* **REQUEST**
Copy the lines that follow, keeping every character the same.

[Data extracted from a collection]
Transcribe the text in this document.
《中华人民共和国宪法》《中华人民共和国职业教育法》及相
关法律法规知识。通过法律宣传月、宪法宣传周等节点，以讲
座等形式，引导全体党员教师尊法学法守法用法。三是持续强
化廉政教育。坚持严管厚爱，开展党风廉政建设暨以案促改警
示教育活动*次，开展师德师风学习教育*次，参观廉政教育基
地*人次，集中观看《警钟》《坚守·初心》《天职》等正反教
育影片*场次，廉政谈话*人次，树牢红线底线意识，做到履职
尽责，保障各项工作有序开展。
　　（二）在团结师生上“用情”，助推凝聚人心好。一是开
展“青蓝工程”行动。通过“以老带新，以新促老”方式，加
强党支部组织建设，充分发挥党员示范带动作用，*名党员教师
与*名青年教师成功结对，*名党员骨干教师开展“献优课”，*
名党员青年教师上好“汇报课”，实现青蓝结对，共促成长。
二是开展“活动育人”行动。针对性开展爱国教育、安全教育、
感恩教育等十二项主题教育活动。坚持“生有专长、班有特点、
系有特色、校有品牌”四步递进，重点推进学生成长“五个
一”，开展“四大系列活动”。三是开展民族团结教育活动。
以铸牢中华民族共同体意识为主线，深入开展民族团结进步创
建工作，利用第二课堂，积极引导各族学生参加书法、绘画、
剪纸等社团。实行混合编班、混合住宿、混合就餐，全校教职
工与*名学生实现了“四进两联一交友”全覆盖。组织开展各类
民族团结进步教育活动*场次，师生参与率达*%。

* **EXERCISE ANSWER**
Transcribe the text in this document.
《中华人民共和国宪法》《中华人民共和国职业教育法》及相
关法律法规知识。通过法律宣传月、宪法宣传周等节点，以讲
座等形式，引导全体党员教师尊法学法守法用法。三是持续强
化廉政教育。坚持严管厚爱，开展党风廉政建设暨以案促改警
示教育活动*次，开展师德师风学习教育*次，参观廉政教育基
地*人次，集中观看《警钟》《坚守·初心》《天职》等正反教
育影片*场次，廉政谈话*人次，树牢红线底线意识，做到履职
尽责，保障各项工作有序开展。
　　（二）在团结师生上“用情”，助推凝聚人心好。一是开
展“青蓝工程”行动。通过“以老带新，以新促老”方式，加
强党支部组织建设，充分发挥党员示范带动作用，*名党员教师
与*名青年教师成功结对，*名党员骨干教师开展“献优课”，*
名党员青年教师上好“汇报课”，实现青蓝结对，共促成长。
二是开展“活动育人”行动。针对性开展爱国教育、安全教育、
感恩教育等十二项主题教育活动。坚持“生有专长、班有特点、
系有特色、校有品牌”四步递进，重点推进学生成长“五个
一”，开展“四大系列活动”。三是开展民族团结教育活动。
以铸牢中华民族共同体意识为主线，深入开展民族团结进步创
建工作，利用第二课堂，积极引导各族学生参加书法、绘画、
剪纸等社团。实行混合编班、混合住宿、混合就餐，全校教职
工与*名学生实现了“四进两联一交友”全覆盖。组织开展各类
民族团结进步教育活动*场次，师生参与率达*%。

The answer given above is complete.